## Start STORED DATA
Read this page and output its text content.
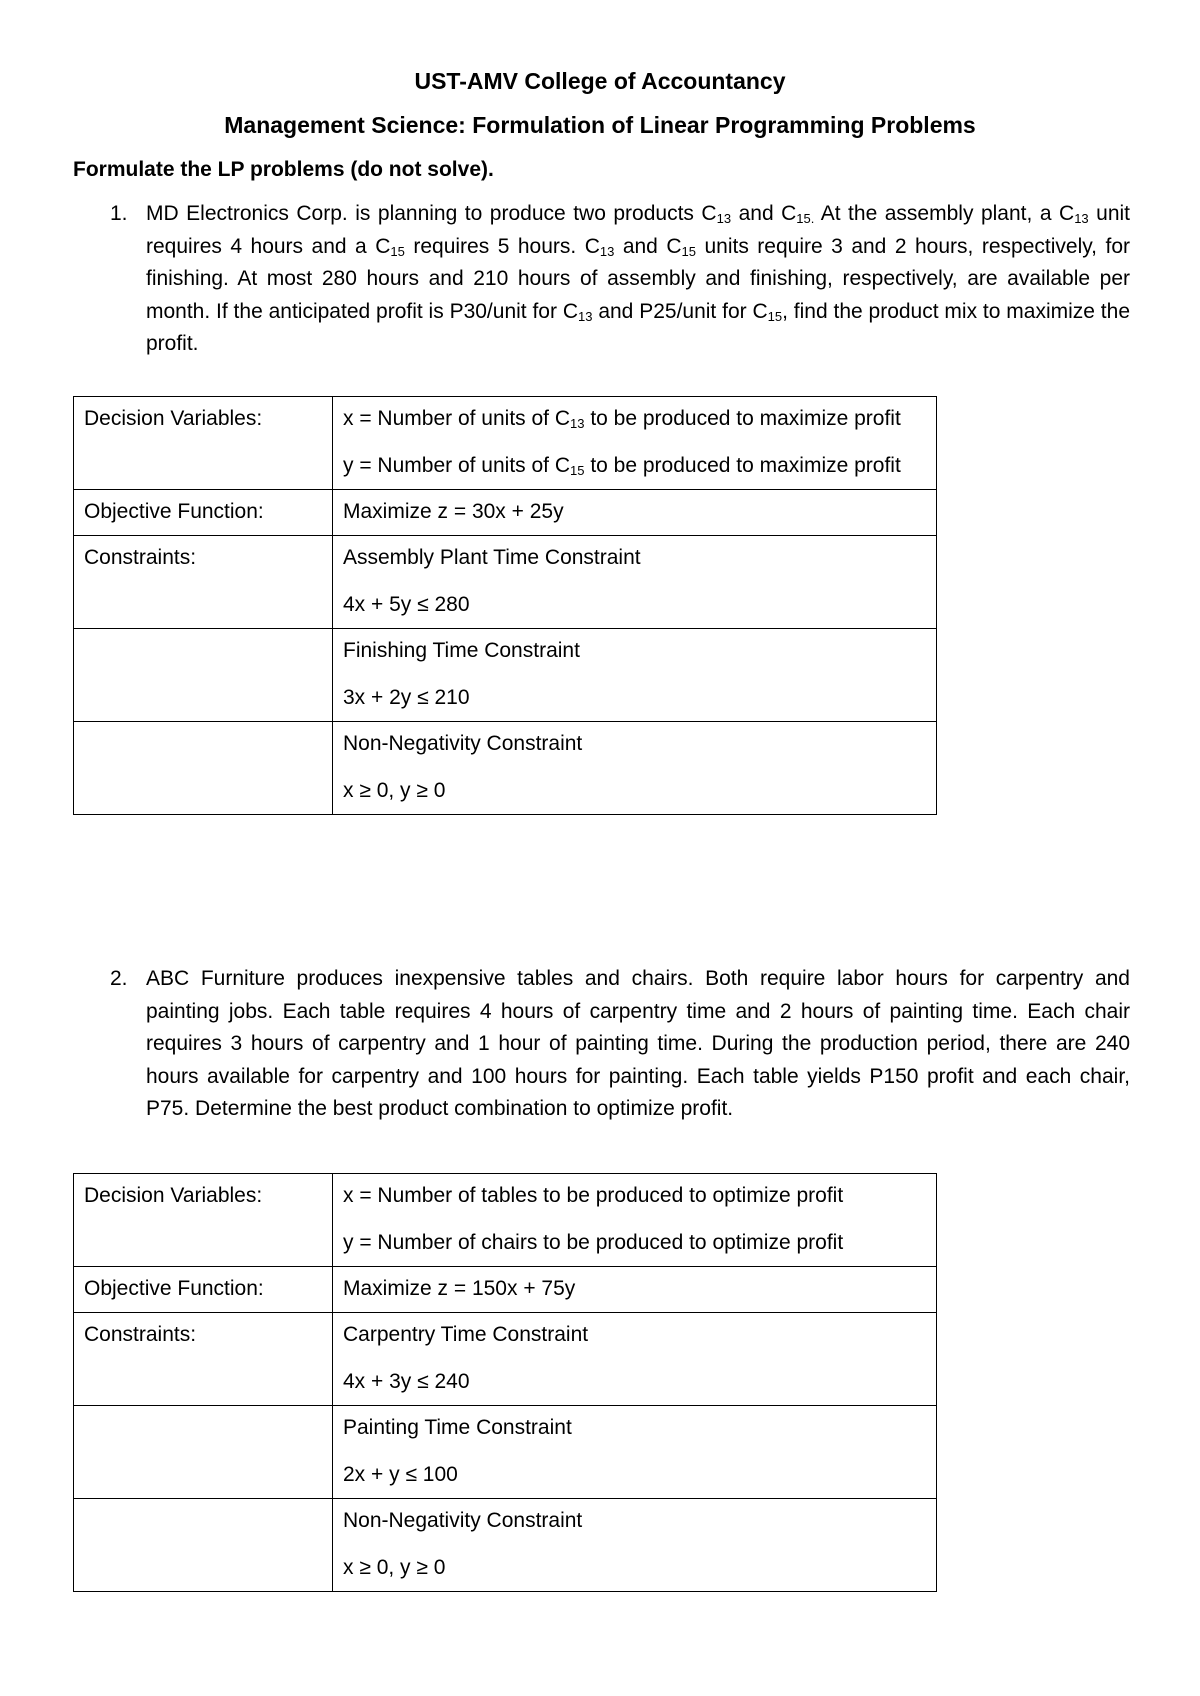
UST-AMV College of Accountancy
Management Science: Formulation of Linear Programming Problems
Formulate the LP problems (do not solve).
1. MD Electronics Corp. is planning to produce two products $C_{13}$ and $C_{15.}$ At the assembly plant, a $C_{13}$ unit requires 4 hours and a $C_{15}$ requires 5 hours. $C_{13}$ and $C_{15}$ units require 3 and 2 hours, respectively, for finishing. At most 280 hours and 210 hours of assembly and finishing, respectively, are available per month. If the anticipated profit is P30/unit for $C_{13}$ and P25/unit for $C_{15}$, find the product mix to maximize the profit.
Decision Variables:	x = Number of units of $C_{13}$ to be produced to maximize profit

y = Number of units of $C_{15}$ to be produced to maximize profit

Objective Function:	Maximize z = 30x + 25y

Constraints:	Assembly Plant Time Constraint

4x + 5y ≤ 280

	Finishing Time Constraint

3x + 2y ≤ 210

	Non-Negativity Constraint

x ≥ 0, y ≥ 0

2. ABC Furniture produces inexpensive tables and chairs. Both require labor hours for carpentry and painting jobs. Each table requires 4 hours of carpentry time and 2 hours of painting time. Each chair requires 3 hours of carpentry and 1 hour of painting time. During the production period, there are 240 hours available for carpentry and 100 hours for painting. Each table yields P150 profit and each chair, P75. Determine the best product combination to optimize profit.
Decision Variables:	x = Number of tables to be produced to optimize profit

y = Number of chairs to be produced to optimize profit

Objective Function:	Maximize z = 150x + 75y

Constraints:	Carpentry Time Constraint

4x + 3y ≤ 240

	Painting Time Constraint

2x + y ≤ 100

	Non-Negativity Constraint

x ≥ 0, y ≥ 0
## End STORED DATA
## Start STORED DATA
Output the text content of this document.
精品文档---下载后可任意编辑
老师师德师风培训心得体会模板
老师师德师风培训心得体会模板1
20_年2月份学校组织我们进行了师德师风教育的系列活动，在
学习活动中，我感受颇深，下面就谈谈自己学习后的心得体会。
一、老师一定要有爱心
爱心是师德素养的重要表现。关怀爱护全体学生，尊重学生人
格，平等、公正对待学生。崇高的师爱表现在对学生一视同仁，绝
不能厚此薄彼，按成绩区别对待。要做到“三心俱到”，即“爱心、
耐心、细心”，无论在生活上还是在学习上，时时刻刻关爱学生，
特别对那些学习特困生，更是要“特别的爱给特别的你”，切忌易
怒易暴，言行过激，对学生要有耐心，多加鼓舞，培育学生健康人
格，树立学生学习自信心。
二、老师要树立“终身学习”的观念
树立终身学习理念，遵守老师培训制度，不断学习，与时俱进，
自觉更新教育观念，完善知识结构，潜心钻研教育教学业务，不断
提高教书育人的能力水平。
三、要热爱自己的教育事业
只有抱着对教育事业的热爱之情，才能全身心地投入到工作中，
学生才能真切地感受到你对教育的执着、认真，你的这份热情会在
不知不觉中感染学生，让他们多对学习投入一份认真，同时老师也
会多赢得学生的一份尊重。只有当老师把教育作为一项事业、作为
## End STORED DATA
Which lines of the data above contain "content"? Copy each one.

**CORRECT OUTPUT**:
Read this page and output its text content.
Output the text content of this document.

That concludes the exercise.